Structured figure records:
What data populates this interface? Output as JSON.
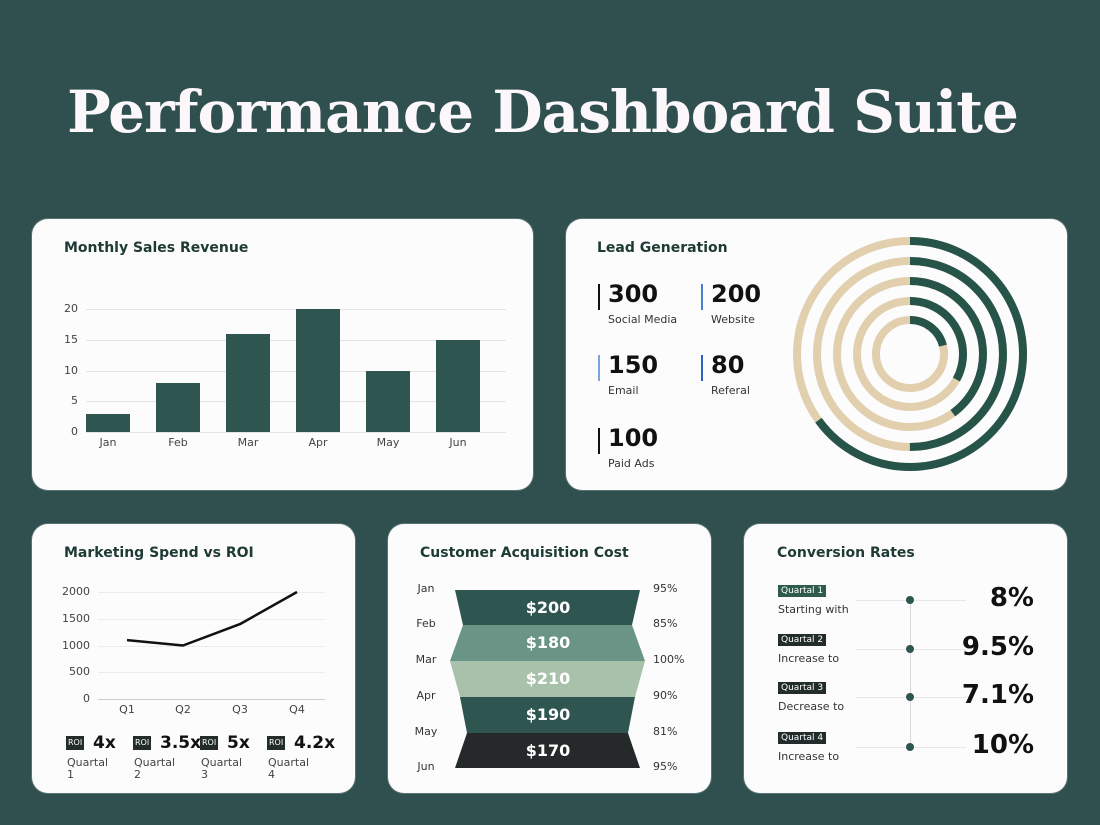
{
  "page": {
    "title": "Performance Dashboard Suite",
    "background": "#2f504f",
    "accent": "#2f5550"
  },
  "sales": {
    "title": "Monthly Sales Revenue",
    "yticks": [
      "20",
      "15",
      "10",
      "5",
      "0"
    ]
  },
  "lead": {
    "title": "Lead Generation",
    "stats": [
      {
        "value": "300",
        "label": "Social Media",
        "accent": "#111111"
      },
      {
        "value": "200",
        "label": "Website",
        "accent": "#4a7fd4"
      },
      {
        "value": "150",
        "label": "Email",
        "accent": "#7aa5e0"
      },
      {
        "value": "80",
        "label": "Referal",
        "accent": "#2d62c4"
      },
      {
        "value": "100",
        "label": "Paid Ads",
        "accent": "#111111"
      }
    ]
  },
  "marketing": {
    "title": "Marketing Spend vs ROI",
    "yticks": [
      "2000",
      "1500",
      "1000",
      "500",
      "0"
    ],
    "xticks": [
      "Q1",
      "Q2",
      "Q3",
      "Q4"
    ],
    "roi": [
      {
        "badge": "ROI",
        "value": "4x",
        "label": "Quartal 1"
      },
      {
        "badge": "ROI",
        "value": "3.5x",
        "label": "Quartal 2"
      },
      {
        "badge": "ROI",
        "value": "5x",
        "label": "Quartal 3"
      },
      {
        "badge": "ROI",
        "value": "4.2x",
        "label": "Quartal 4"
      }
    ]
  },
  "cac": {
    "title": "Customer Acquisition Cost",
    "months": [
      "Jan",
      "Feb",
      "Mar",
      "Apr",
      "May",
      "Jun"
    ],
    "percents": [
      "95%",
      "85%",
      "100%",
      "90%",
      "81%",
      "95%"
    ],
    "values": [
      "$200",
      "$180",
      "$210",
      "$190",
      "$170"
    ]
  },
  "conversion": {
    "title": "Conversion Rates",
    "rows": [
      {
        "badge": "Quartal 1",
        "desc": "Starting with",
        "value": "8%"
      },
      {
        "badge": "Quartal 2",
        "desc": "Increase to",
        "value": "9.5%"
      },
      {
        "badge": "Quartal 3",
        "desc": "Decrease to",
        "value": "7.1%"
      },
      {
        "badge": "Quartal 4",
        "desc": "Increase to",
        "value": "10%"
      }
    ]
  },
  "chart_data": [
    {
      "type": "bar",
      "title": "Monthly Sales Revenue",
      "categories": [
        "Jan",
        "Feb",
        "Mar",
        "Apr",
        "May",
        "Jun"
      ],
      "values": [
        3,
        8,
        16,
        20,
        10,
        15
      ],
      "xlabel": "",
      "ylabel": "",
      "ylim": [
        0,
        20
      ],
      "grid": true
    },
    {
      "type": "pie",
      "title": "Lead Generation",
      "categories": [
        "Social Media",
        "Website",
        "Email",
        "Referal",
        "Paid Ads"
      ],
      "values": [
        300,
        200,
        150,
        80,
        100
      ],
      "ring_fill_percent": [
        65,
        50,
        40,
        33,
        21
      ]
    },
    {
      "type": "line",
      "title": "Marketing Spend vs ROI",
      "categories": [
        "Q1",
        "Q2",
        "Q3",
        "Q4"
      ],
      "values": [
        1100,
        1000,
        1400,
        2000
      ],
      "roi": [
        "4x",
        "3.5x",
        "5x",
        "4.2x"
      ],
      "ylim": [
        0,
        2000
      ],
      "grid": true
    },
    {
      "type": "bar",
      "title": "Customer Acquisition Cost",
      "categories": [
        "Jan-Feb",
        "Feb-Mar",
        "Mar-Apr",
        "Apr-May",
        "May-Jun"
      ],
      "values": [
        200,
        180,
        210,
        190,
        170
      ],
      "boundary_percents": {
        "Jan": 95,
        "Feb": 85,
        "Mar": 100,
        "Apr": 90,
        "May": 81,
        "Jun": 95
      }
    },
    {
      "type": "table",
      "title": "Conversion Rates",
      "categories": [
        "Quartal 1",
        "Quartal 2",
        "Quartal 3",
        "Quartal 4"
      ],
      "values": [
        8,
        9.5,
        7.1,
        10
      ]
    }
  ]
}
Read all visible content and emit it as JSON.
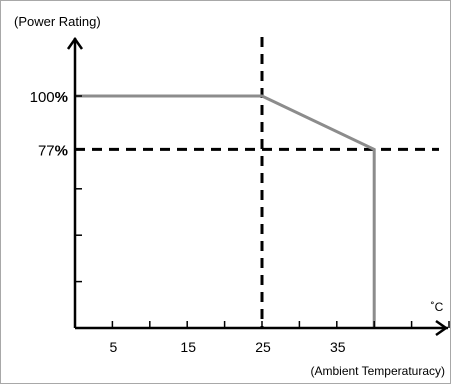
{
  "chart_data": {
    "type": "line",
    "ylabel": "(Power Rating)",
    "xlabel": "(Ambient Temperaturacy)",
    "x_unit": "˚C",
    "ylim": [
      0,
      130
    ],
    "xlim": [
      0,
      52
    ],
    "x_ticks": [
      5,
      15,
      25,
      35
    ],
    "x_tick_marks": [
      0,
      5,
      10,
      15,
      20,
      25,
      30,
      35,
      40,
      45,
      50
    ],
    "y_ticks": [
      {
        "value": 100,
        "num": "100",
        "pct": "%"
      },
      {
        "value": 77,
        "num": "77",
        "pct": "%"
      }
    ],
    "y_tick_marks": [
      20,
      40,
      60,
      77,
      100
    ],
    "series": [
      {
        "color": "#8c8c8c",
        "points": [
          [
            0,
            100
          ],
          [
            25,
            100
          ],
          [
            40,
            77
          ],
          [
            40,
            0
          ]
        ]
      }
    ],
    "reference_lines": [
      {
        "orientation": "vertical",
        "value": 25,
        "style": "dashed",
        "color": "#000000"
      },
      {
        "orientation": "horizontal",
        "value": 77,
        "style": "dashed",
        "color": "#000000"
      }
    ],
    "grid": false
  }
}
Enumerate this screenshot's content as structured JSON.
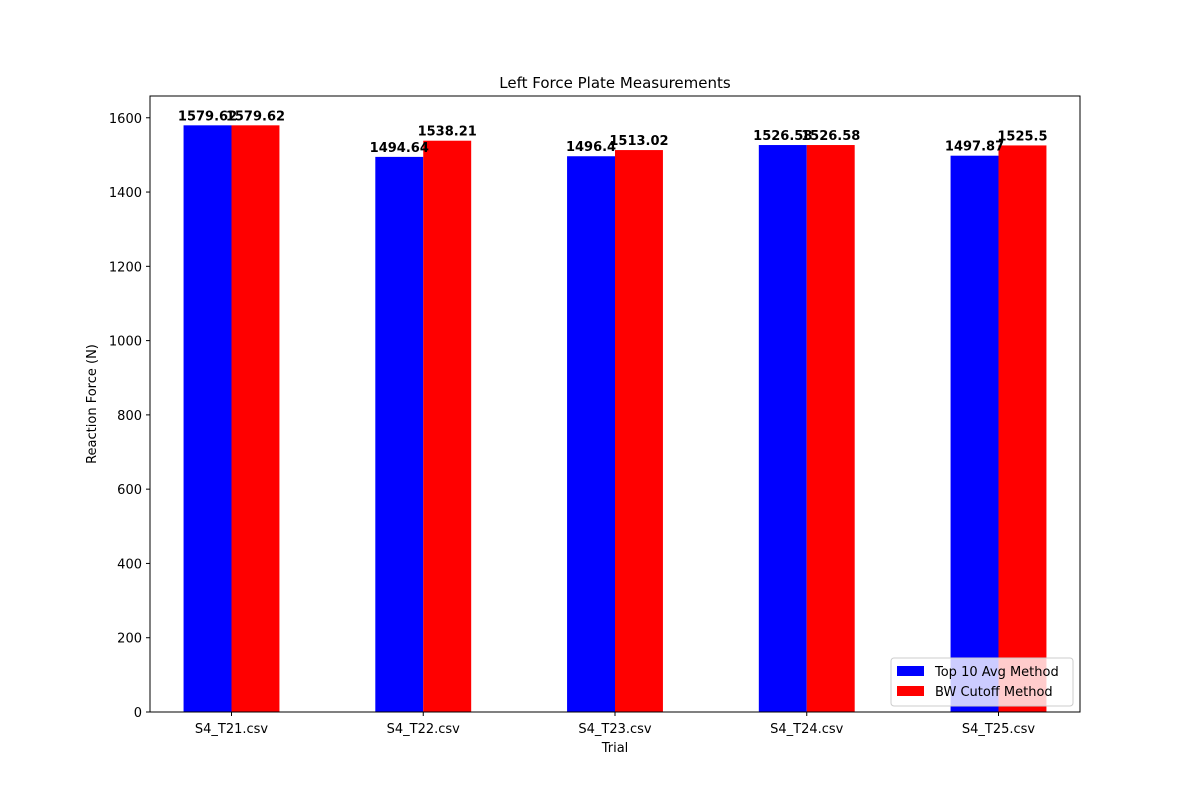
{
  "chart_data": {
    "type": "bar",
    "title": "Left Force Plate Measurements",
    "xlabel": "Trial",
    "ylabel": "Reaction Force (N)",
    "categories": [
      "S4_T21.csv",
      "S4_T22.csv",
      "S4_T23.csv",
      "S4_T24.csv",
      "S4_T25.csv"
    ],
    "series": [
      {
        "name": "Top 10 Avg Method",
        "color": "#0000ff",
        "values": [
          1579.62,
          1494.64,
          1496.4,
          1526.58,
          1497.87
        ],
        "labels": [
          "1579.62",
          "1494.64",
          "1496.4",
          "1526.58",
          "1497.87"
        ]
      },
      {
        "name": "BW Cutoff Method",
        "color": "#ff0000",
        "values": [
          1579.62,
          1538.21,
          1513.02,
          1526.58,
          1525.5
        ],
        "labels": [
          "1579.62",
          "1538.21",
          "1513.02",
          "1526.58",
          "1525.5"
        ]
      }
    ],
    "ylim": [
      0,
      1658.6
    ],
    "yticks": [
      0,
      200,
      400,
      600,
      800,
      1000,
      1200,
      1400,
      1600
    ],
    "ytick_labels": [
      "0",
      "200",
      "400",
      "600",
      "800",
      "1000",
      "1200",
      "1400",
      "1600"
    ],
    "grid": false,
    "legend_position": "lower-right"
  }
}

## TASK PROMPT
Drop the pictures, then reproduce exactly the lines from the one with "Enumerate this screenshot's" through the final line of the listing.

## WORKED ANSWER
Enumerate this screenshot's content as structured JSON.
{
  "chart_data": {
    "type": "bar",
    "title": "Left Force Plate Measurements",
    "xlabel": "Trial",
    "ylabel": "Reaction Force (N)",
    "categories": [
      "S4_T21.csv",
      "S4_T22.csv",
      "S4_T23.csv",
      "S4_T24.csv",
      "S4_T25.csv"
    ],
    "series": [
      {
        "name": "Top 10 Avg Method",
        "color": "#0000ff",
        "values": [
          1579.62,
          1494.64,
          1496.4,
          1526.58,
          1497.87
        ],
        "labels": [
          "1579.62",
          "1494.64",
          "1496.4",
          "1526.58",
          "1497.87"
        ]
      },
      {
        "name": "BW Cutoff Method",
        "color": "#ff0000",
        "values": [
          1579.62,
          1538.21,
          1513.02,
          1526.58,
          1525.5
        ],
        "labels": [
          "1579.62",
          "1538.21",
          "1513.02",
          "1526.58",
          "1525.5"
        ]
      }
    ],
    "ylim": [
      0,
      1658.6
    ],
    "yticks": [
      0,
      200,
      400,
      600,
      800,
      1000,
      1200,
      1400,
      1600
    ],
    "ytick_labels": [
      "0",
      "200",
      "400",
      "600",
      "800",
      "1000",
      "1200",
      "1400",
      "1600"
    ],
    "grid": false,
    "legend_position": "lower-right"
  }
}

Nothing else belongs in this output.